(Aim):
Below is a listing; reproduce each line of it exactly.

(Listing):
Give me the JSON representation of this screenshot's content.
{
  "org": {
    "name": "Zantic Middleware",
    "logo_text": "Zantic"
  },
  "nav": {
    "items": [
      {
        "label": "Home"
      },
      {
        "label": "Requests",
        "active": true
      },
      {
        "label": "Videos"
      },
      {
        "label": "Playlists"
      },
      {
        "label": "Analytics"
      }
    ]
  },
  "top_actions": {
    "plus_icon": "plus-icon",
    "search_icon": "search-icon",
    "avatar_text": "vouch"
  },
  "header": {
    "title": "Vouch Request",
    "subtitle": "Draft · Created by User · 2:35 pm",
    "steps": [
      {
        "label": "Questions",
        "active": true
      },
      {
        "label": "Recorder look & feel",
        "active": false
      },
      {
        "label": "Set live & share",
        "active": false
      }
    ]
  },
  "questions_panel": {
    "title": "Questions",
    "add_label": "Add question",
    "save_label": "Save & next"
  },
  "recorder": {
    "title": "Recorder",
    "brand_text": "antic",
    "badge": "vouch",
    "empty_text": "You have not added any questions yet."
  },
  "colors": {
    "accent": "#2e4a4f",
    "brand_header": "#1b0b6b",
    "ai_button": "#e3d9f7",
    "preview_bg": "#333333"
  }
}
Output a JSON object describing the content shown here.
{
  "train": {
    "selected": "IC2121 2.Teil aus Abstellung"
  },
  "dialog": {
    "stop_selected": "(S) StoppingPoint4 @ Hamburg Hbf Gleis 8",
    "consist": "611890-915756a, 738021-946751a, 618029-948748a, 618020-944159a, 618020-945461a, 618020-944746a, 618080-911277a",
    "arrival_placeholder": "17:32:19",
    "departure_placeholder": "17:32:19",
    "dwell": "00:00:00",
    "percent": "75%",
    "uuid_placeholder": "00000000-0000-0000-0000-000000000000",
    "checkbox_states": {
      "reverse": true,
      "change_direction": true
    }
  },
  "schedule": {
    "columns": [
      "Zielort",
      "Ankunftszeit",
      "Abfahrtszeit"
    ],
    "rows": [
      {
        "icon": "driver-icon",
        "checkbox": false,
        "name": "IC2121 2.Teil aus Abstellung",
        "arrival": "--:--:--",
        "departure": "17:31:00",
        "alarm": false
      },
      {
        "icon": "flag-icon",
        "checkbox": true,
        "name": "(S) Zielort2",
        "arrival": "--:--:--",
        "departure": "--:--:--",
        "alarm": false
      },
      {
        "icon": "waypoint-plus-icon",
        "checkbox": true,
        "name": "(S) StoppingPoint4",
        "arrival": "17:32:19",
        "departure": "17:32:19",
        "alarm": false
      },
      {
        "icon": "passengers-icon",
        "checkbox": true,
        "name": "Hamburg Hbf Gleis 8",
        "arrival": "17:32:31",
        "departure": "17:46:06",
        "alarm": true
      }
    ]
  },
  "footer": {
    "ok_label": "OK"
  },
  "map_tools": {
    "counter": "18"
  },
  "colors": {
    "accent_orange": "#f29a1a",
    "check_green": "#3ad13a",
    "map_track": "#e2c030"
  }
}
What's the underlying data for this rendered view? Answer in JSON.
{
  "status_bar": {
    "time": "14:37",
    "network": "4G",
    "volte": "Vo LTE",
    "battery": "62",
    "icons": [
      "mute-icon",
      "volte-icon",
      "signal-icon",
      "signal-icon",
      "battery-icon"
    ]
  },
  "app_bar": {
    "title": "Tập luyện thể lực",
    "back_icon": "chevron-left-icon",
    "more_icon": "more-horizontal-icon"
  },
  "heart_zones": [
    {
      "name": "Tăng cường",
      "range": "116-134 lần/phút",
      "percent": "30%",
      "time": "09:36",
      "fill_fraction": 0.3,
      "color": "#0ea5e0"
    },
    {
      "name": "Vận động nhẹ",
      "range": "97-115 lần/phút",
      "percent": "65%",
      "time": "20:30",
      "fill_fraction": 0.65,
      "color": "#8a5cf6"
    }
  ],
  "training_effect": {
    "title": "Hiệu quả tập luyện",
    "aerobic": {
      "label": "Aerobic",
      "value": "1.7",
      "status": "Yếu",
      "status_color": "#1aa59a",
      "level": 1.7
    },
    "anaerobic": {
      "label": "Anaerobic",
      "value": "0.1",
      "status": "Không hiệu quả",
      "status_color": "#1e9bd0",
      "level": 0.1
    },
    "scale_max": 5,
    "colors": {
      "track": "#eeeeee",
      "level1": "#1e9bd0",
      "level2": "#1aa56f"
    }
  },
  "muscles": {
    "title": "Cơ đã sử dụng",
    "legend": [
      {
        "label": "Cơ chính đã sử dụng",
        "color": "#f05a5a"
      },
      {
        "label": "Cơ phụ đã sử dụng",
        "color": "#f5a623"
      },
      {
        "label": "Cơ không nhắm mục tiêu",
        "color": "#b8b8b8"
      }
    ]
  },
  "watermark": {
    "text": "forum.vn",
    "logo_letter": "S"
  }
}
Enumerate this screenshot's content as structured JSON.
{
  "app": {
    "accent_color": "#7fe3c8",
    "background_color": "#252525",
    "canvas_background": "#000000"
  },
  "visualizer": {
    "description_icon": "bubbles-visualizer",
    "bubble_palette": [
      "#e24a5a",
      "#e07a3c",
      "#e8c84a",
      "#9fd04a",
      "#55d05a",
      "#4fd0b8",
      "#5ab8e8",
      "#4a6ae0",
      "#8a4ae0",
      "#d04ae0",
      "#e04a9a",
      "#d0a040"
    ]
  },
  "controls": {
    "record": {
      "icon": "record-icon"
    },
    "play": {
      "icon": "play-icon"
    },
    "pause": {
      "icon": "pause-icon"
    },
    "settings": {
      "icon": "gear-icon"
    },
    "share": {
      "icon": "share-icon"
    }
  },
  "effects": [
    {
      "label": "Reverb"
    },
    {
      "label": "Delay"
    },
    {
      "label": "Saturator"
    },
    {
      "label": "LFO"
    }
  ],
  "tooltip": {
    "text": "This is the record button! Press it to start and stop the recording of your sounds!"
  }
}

(Task output):
Give me the JSON representation of this screenshot's content.
{
  "org": {
    "name": "Zantic Middleware",
    "logo_text": "Zantic"
  },
  "nav": {
    "items": [
      {
        "label": "Home"
      },
      {
        "label": "Requests",
        "active": true
      },
      {
        "label": "Videos"
      },
      {
        "label": "Playlists"
      },
      {
        "label": "Analytics"
      }
    ]
  },
  "top_actions": {
    "plus_icon": "plus-icon",
    "search_icon": "search-icon",
    "avatar_text": "vouch"
  },
  "header": {
    "title": "Vouch Request",
    "subtitle": "Draft · Created by User · 2:35 pm",
    "steps": [
      {
        "label": "Questions",
        "active": true
      },
      {
        "label": "Recorder look & feel",
        "active": false
      },
      {
        "label": "Set live & share",
        "active": false
      }
    ]
  },
  "questions_panel": {
    "title": "Questions",
    "add_label": "Add question",
    "save_label": "Save & next"
  },
  "recorder": {
    "title": "Recorder",
    "brand_text": "antic",
    "badge": "vouch",
    "empty_text": "You have not added any questions yet."
  },
  "colors": {
    "accent": "#2e4a4f",
    "brand_header": "#1b0b6b",
    "ai_button": "#e3d9f7",
    "preview_bg": "#333333"
  }
}
Output a JSON object describing the content shown here.
{
  "train": {
    "selected": "IC2121 2.Teil aus Abstellung"
  },
  "dialog": {
    "stop_selected": "(S) StoppingPoint4 @ Hamburg Hbf Gleis 8",
    "consist": "611890-915756a, 738021-946751a, 618029-948748a, 618020-944159a, 618020-945461a, 618020-944746a, 618080-911277a",
    "arrival_placeholder": "17:32:19",
    "departure_placeholder": "17:32:19",
    "dwell": "00:00:00",
    "percent": "75%",
    "uuid_placeholder": "00000000-0000-0000-0000-000000000000",
    "checkbox_states": {
      "reverse": true,
      "change_direction": true
    }
  },
  "schedule": {
    "columns": [
      "Zielort",
      "Ankunftszeit",
      "Abfahrtszeit"
    ],
    "rows": [
      {
        "icon": "driver-icon",
        "checkbox": false,
        "name": "IC2121 2.Teil aus Abstellung",
        "arrival": "--:--:--",
        "departure": "17:31:00",
        "alarm": false
      },
      {
        "icon": "flag-icon",
        "checkbox": true,
        "name": "(S) Zielort2",
        "arrival": "--:--:--",
        "departure": "--:--:--",
        "alarm": false
      },
      {
        "icon": "waypoint-plus-icon",
        "checkbox": true,
        "name": "(S) StoppingPoint4",
        "arrival": "17:32:19",
        "departure": "17:32:19",
        "alarm": false
      },
      {
        "icon": "passengers-icon",
        "checkbox": true,
        "name": "Hamburg Hbf Gleis 8",
        "arrival": "17:32:31",
        "departure": "17:46:06",
        "alarm": true
      }
    ]
  },
  "footer": {
    "ok_label": "OK"
  },
  "map_tools": {
    "counter": "18"
  },
  "colors": {
    "accent_orange": "#f29a1a",
    "check_green": "#3ad13a",
    "map_track": "#e2c030"
  }
}
What's the underlying data for this rendered view? Answer in JSON.
{
  "status_bar": {
    "time": "14:37",
    "network": "4G",
    "volte": "Vo LTE",
    "battery": "62",
    "icons": [
      "mute-icon",
      "volte-icon",
      "signal-icon",
      "signal-icon",
      "battery-icon"
    ]
  },
  "app_bar": {
    "title": "Tập luyện thể lực",
    "back_icon": "chevron-left-icon",
    "more_icon": "more-horizontal-icon"
  },
  "heart_zones": [
    {
      "name": "Tăng cường",
      "range": "116-134 lần/phút",
      "percent": "30%",
      "time": "09:36",
      "fill_fraction": 0.3,
      "color": "#0ea5e0"
    },
    {
      "name": "Vận động nhẹ",
      "range": "97-115 lần/phút",
      "percent": "65%",
      "time": "20:30",
      "fill_fraction": 0.65,
      "color": "#8a5cf6"
    }
  ],
  "training_effect": {
    "title": "Hiệu quả tập luyện",
    "aerobic": {
      "label": "Aerobic",
      "value": "1.7",
      "status": "Yếu",
      "status_color": "#1aa59a",
      "level": 1.7
    },
    "anaerobic": {
      "label": "Anaerobic",
      "value": "0.1",
      "status": "Không hiệu quả",
      "status_color": "#1e9bd0",
      "level": 0.1
    },
    "scale_max": 5,
    "colors": {
      "track": "#eeeeee",
      "level1": "#1e9bd0",
      "level2": "#1aa56f"
    }
  },
  "muscles": {
    "title": "Cơ đã sử dụng",
    "legend": [
      {
        "label": "Cơ chính đã sử dụng",
        "color": "#f05a5a"
      },
      {
        "label": "Cơ phụ đã sử dụng",
        "color": "#f5a623"
      },
      {
        "label": "Cơ không nhắm mục tiêu",
        "color": "#b8b8b8"
      }
    ]
  },
  "watermark": {
    "text": "forum.vn",
    "logo_letter": "S"
  }
}
Enumerate this screenshot's content as structured JSON.
{
  "app": {
    "accent_color": "#7fe3c8",
    "background_color": "#252525",
    "canvas_background": "#000000"
  },
  "visualizer": {
    "description_icon": "bubbles-visualizer",
    "bubble_palette": [
      "#e24a5a",
      "#e07a3c",
      "#e8c84a",
      "#9fd04a",
      "#55d05a",
      "#4fd0b8",
      "#5ab8e8",
      "#4a6ae0",
      "#8a4ae0",
      "#d04ae0",
      "#e04a9a",
      "#d0a040"
    ]
  },
  "controls": {
    "record": {
      "icon": "record-icon"
    },
    "play": {
      "icon": "play-icon"
    },
    "pause": {
      "icon": "pause-icon"
    },
    "settings": {
      "icon": "gear-icon"
    },
    "share": {
      "icon": "share-icon"
    }
  },
  "effects": [
    {
      "label": "Reverb"
    },
    {
      "label": "Delay"
    },
    {
      "label": "Saturator"
    },
    {
      "label": "LFO"
    }
  ],
  "tooltip": {
    "text": "This is the record button! Press it to start and stop the recording of your sounds!"
  }
}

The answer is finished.